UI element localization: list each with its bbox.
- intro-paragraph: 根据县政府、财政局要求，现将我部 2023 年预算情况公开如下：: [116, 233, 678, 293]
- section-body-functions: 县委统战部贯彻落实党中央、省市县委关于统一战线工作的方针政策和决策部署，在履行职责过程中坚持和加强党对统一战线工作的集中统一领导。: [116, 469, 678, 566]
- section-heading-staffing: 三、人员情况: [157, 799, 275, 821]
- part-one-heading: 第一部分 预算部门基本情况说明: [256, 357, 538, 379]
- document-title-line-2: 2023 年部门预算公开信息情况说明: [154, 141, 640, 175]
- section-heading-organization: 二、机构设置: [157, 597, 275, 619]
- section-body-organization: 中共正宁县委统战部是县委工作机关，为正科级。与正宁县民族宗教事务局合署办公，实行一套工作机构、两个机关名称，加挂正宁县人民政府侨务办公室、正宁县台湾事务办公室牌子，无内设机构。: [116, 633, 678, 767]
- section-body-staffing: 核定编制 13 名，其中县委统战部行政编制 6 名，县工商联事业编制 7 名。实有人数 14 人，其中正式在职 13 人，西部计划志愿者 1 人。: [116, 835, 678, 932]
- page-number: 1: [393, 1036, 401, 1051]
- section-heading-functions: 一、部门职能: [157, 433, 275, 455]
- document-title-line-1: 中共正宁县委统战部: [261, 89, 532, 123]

------------------------------------------------

*Goal of the exercise*. Copy out the items word for word from the very first line through the line holding "- section-body-staffing: 核定编制", with both of those lines included.

*Result*.
UI element localization: list each with its bbox.
- intro-paragraph: 根据县政府、财政局要求，现将我部 2023 年预算情况公开如下：: [116, 233, 678, 293]
- section-body-functions: 县委统战部贯彻落实党中央、省市县委关于统一战线工作的方针政策和决策部署，在履行职责过程中坚持和加强党对统一战线工作的集中统一领导。: [116, 469, 678, 566]
- section-heading-staffing: 三、人员情况: [157, 799, 275, 821]
- part-one-heading: 第一部分 预算部门基本情况说明: [256, 357, 538, 379]
- document-title-line-2: 2023 年部门预算公开信息情况说明: [154, 141, 640, 175]
- section-heading-organization: 二、机构设置: [157, 597, 275, 619]
- section-body-organization: 中共正宁县委统战部是县委工作机关，为正科级。与正宁县民族宗教事务局合署办公，实行一套工作机构、两个机关名称，加挂正宁县人民政府侨务办公室、正宁县台湾事务办公室牌子，无内设机构。: [116, 633, 678, 767]
- section-body-staffing: 核定编制 13 名，其中县委统战部行政编制 6 名，县工商联事业编制 7 名。实有人数 14 人，其中正式在职 13 人，西部计划志愿者 1 人。: [116, 835, 678, 932]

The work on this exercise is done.